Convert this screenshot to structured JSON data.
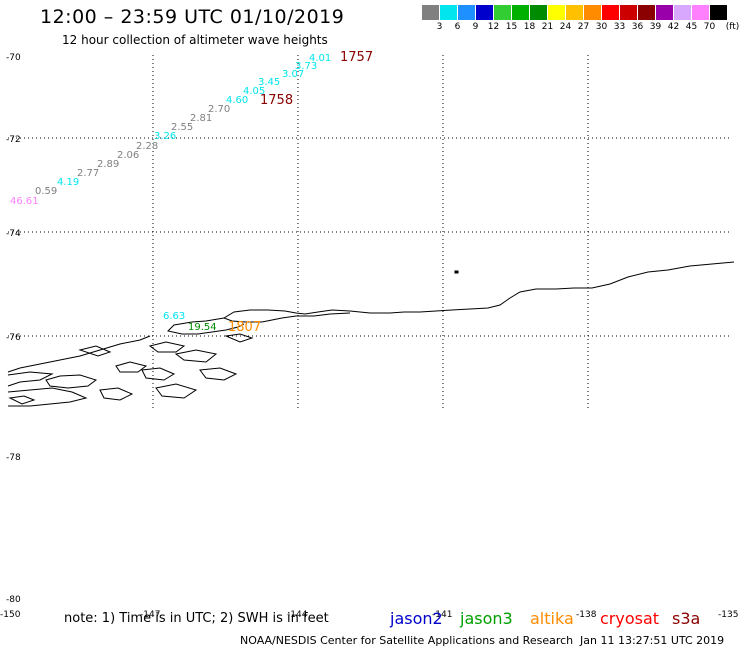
{
  "header": {
    "title": "12:00 – 23:59 UTC 01/10/2019",
    "subtitle": "12 hour collection of altimeter wave heights"
  },
  "color_scale": {
    "unit_label": "(ft)",
    "entries": [
      {
        "label": "3",
        "color": "#808080"
      },
      {
        "label": "6",
        "color": "#00e5ee"
      },
      {
        "label": "9",
        "color": "#1e90ff"
      },
      {
        "label": "12",
        "color": "#0000cd"
      },
      {
        "label": "15",
        "color": "#32cd32"
      },
      {
        "label": "18",
        "color": "#00b000"
      },
      {
        "label": "21",
        "color": "#008b00"
      },
      {
        "label": "24",
        "color": "#ffff00"
      },
      {
        "label": "27",
        "color": "#ffc000"
      },
      {
        "label": "30",
        "color": "#ff8c00"
      },
      {
        "label": "33",
        "color": "#ff0000"
      },
      {
        "label": "36",
        "color": "#cd0000"
      },
      {
        "label": "39",
        "color": "#8b0000"
      },
      {
        "label": "42",
        "color": "#9900aa"
      },
      {
        "label": "45",
        "color": "#d8a8ff"
      },
      {
        "label": "70",
        "color": "#ff80ff"
      },
      {
        "label": "",
        "color": "#000000"
      }
    ]
  },
  "map": {
    "lat_labels": [
      "-70",
      "-72",
      "-74",
      "-76",
      "-78",
      "-80"
    ],
    "lon_labels": [
      "-150",
      "-147",
      "-144",
      "-141",
      "-138",
      "-135"
    ],
    "track_labels": [
      {
        "text": "4.01",
        "color": "#00e5ee"
      },
      {
        "text": "3.73",
        "color": "#00e5ee"
      },
      {
        "text": "3.07",
        "color": "#00e5ee"
      },
      {
        "text": "3.45",
        "color": "#00e5ee"
      },
      {
        "text": "4.05",
        "color": "#00e5ee"
      },
      {
        "text": "4.60",
        "color": "#00e5ee"
      },
      {
        "text": "2.70",
        "color": "#808080"
      },
      {
        "text": "2.81",
        "color": "#808080"
      },
      {
        "text": "2.55",
        "color": "#808080"
      },
      {
        "text": "3.26",
        "color": "#00e5ee"
      },
      {
        "text": "2.28",
        "color": "#808080"
      },
      {
        "text": "2.06",
        "color": "#808080"
      },
      {
        "text": "2.89",
        "color": "#808080"
      },
      {
        "text": "2.77",
        "color": "#808080"
      },
      {
        "text": "4.19",
        "color": "#00e5ee"
      },
      {
        "text": "0.59",
        "color": "#808080"
      },
      {
        "text": "46.61",
        "color": "#ff80ff"
      },
      {
        "text": "6.63",
        "color": "#00e5ee"
      },
      {
        "text": "19.54",
        "color": "#008b00"
      }
    ],
    "time_labels": [
      {
        "text": "1757",
        "color": "#8b0000"
      },
      {
        "text": "1758",
        "color": "#8b0000"
      },
      {
        "text": "1807",
        "color": "#ff8c00"
      }
    ]
  },
  "footer": {
    "note": "note: 1) Time is in UTC; 2) SWH is in feet",
    "legend": [
      {
        "name": "jason2",
        "color": "#0000cd"
      },
      {
        "name": "jason3",
        "color": "#00a000"
      },
      {
        "name": "altika",
        "color": "#ff8c00"
      },
      {
        "name": "cryosat",
        "color": "#ff0000"
      },
      {
        "name": "s3a",
        "color": "#8b0000"
      }
    ],
    "credit": "NOAA/NESDIS Center for Satellite Applications and Research",
    "timestamp": "Jan 11 13:27:51 UTC 2019"
  }
}
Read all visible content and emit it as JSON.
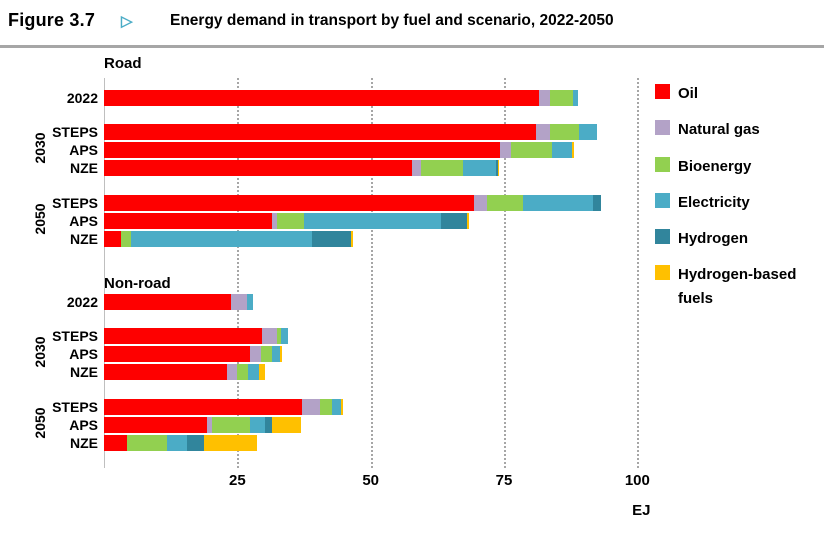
{
  "figure": {
    "label": "Figure 3.7",
    "arrow": "▷",
    "title": "Energy demand in transport by fuel and scenario, 2022-2050",
    "rule_color": "#a6a6a6",
    "arrow_color": "#4bacc6"
  },
  "axis": {
    "ticks": [
      "25",
      "50",
      "75",
      "100"
    ],
    "tick_values": [
      25,
      50,
      75,
      100
    ],
    "unit": "EJ",
    "gridline_color": "#a6a6a6",
    "axis_line_color": "#bfbfbf"
  },
  "legend": {
    "items": [
      {
        "label": "Oil",
        "color": "#fe0000"
      },
      {
        "label": "Natural gas",
        "color": "#b3a2c7"
      },
      {
        "label": "Bioenergy",
        "color": "#92d050"
      },
      {
        "label": "Electricity",
        "color": "#4bacc6"
      },
      {
        "label": "Hydrogen",
        "color": "#31859c"
      },
      {
        "label": "Hydrogen-based fuels",
        "color": "#ffc000"
      }
    ]
  },
  "chart_data": {
    "type": "bar",
    "orientation": "horizontal",
    "stacked": true,
    "title": "Energy demand in transport by fuel and scenario, 2022-2050",
    "xlabel": "EJ",
    "xlim": [
      0,
      135
    ],
    "xticks": [
      25,
      50,
      75,
      100
    ],
    "grid": "dotted-vertical",
    "legend_position": "right",
    "fuels": [
      "Oil",
      "Natural gas",
      "Bioenergy",
      "Electricity",
      "Hydrogen",
      "Hydrogen-based fuels"
    ],
    "fuel_colors": [
      "#fe0000",
      "#b3a2c7",
      "#92d050",
      "#4bacc6",
      "#31859c",
      "#ffc000"
    ],
    "panels": [
      {
        "label": "Road",
        "groups": [
          {
            "label": "",
            "rows": [
              {
                "label": "2022",
                "values": [
                  81.5,
                  2.2,
                  4.3,
                  0.8,
                  0,
                  0
                ],
                "total": 88.8
              }
            ]
          },
          {
            "label": "2030",
            "rows": [
              {
                "label": "STEPS",
                "values": [
                  81.0,
                  2.6,
                  5.5,
                  3.4,
                  0,
                  0
                ],
                "total": 92.5
              },
              {
                "label": "APS",
                "values": [
                  74.3,
                  2.0,
                  7.7,
                  3.8,
                  0,
                  0.4
                ],
                "total": 88.2
              },
              {
                "label": "NZE",
                "values": [
                  57.8,
                  1.6,
                  7.9,
                  6.2,
                  0.3,
                  0.3
                ],
                "total": 74.1
              }
            ]
          },
          {
            "label": "2050",
            "rows": [
              {
                "label": "STEPS",
                "values": [
                  69.4,
                  2.4,
                  6.8,
                  13.1,
                  1.5,
                  0
                ],
                "total": 93.2
              },
              {
                "label": "APS",
                "values": [
                  31.5,
                  0.9,
                  5.1,
                  25.7,
                  4.9,
                  0.4
                ],
                "total": 68.5
              },
              {
                "label": "NZE",
                "values": [
                  3.2,
                  0,
                  1.9,
                  33.9,
                  7.3,
                  0.3
                ],
                "total": 46.6
              }
            ]
          }
        ]
      },
      {
        "label": "Non-road",
        "groups": [
          {
            "label": "",
            "rows": [
              {
                "label": "2022",
                "values": [
                  23.8,
                  3.0,
                  0,
                  1.2,
                  0,
                  0
                ],
                "total": 28.0
              }
            ]
          },
          {
            "label": "2030",
            "rows": [
              {
                "label": "STEPS",
                "values": [
                  29.6,
                  2.8,
                  0.8,
                  1.3,
                  0,
                  0
                ],
                "total": 34.5
              },
              {
                "label": "APS",
                "values": [
                  27.4,
                  2.0,
                  2.1,
                  1.5,
                  0,
                  0.4
                ],
                "total": 33.4
              },
              {
                "label": "NZE",
                "values": [
                  23.1,
                  1.8,
                  2.1,
                  2.1,
                  0,
                  1.1
                ],
                "total": 30.2
              }
            ]
          },
          {
            "label": "2050",
            "rows": [
              {
                "label": "STEPS",
                "values": [
                  37.1,
                  3.4,
                  2.3,
                  1.6,
                  0,
                  0.4
                ],
                "total": 44.8
              },
              {
                "label": "APS",
                "values": [
                  19.3,
                  1.0,
                  7.1,
                  2.8,
                  1.3,
                  5.4
                ],
                "total": 36.9
              },
              {
                "label": "NZE",
                "values": [
                  4.4,
                  0,
                  7.5,
                  3.6,
                  3.2,
                  10.0
                ],
                "total": 28.7
              }
            ]
          }
        ]
      }
    ]
  }
}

_ _ _ _ _ _ _

Requirement: Return the lines of the records that include the string "Hydrogen".

Result of this exercise:
        "label": "Hydrogen",
        "label": "Hydrogen-based fuels",
      "Hydrogen",
      "Hydrogen-based fuels"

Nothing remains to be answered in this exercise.